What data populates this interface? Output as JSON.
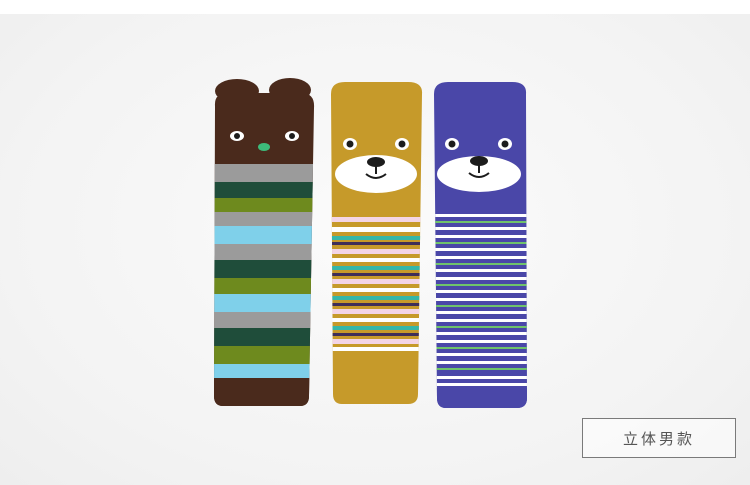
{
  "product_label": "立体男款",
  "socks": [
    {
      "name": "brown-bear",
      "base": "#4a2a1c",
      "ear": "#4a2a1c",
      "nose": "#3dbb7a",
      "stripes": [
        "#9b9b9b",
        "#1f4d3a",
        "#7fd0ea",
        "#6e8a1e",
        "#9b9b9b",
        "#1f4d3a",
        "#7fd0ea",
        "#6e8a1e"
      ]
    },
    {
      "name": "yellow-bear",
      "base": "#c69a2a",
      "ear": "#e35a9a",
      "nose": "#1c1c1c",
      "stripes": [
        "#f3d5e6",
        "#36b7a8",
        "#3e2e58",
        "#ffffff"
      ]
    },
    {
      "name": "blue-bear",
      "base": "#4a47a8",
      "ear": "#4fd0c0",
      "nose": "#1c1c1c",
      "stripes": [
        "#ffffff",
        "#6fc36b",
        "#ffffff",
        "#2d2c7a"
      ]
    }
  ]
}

**REQUIRED WORK**
Give all the lines above again, character for character, without pictures.

**ANSWER TO THE EXERCISE**
What data populates this interface? Output as JSON.
{
  "product_label": "立体男款",
  "socks": [
    {
      "name": "brown-bear",
      "base": "#4a2a1c",
      "ear": "#4a2a1c",
      "nose": "#3dbb7a",
      "stripes": [
        "#9b9b9b",
        "#1f4d3a",
        "#7fd0ea",
        "#6e8a1e",
        "#9b9b9b",
        "#1f4d3a",
        "#7fd0ea",
        "#6e8a1e"
      ]
    },
    {
      "name": "yellow-bear",
      "base": "#c69a2a",
      "ear": "#e35a9a",
      "nose": "#1c1c1c",
      "stripes": [
        "#f3d5e6",
        "#36b7a8",
        "#3e2e58",
        "#ffffff"
      ]
    },
    {
      "name": "blue-bear",
      "base": "#4a47a8",
      "ear": "#4fd0c0",
      "nose": "#1c1c1c",
      "stripes": [
        "#ffffff",
        "#6fc36b",
        "#ffffff",
        "#2d2c7a"
      ]
    }
  ]
}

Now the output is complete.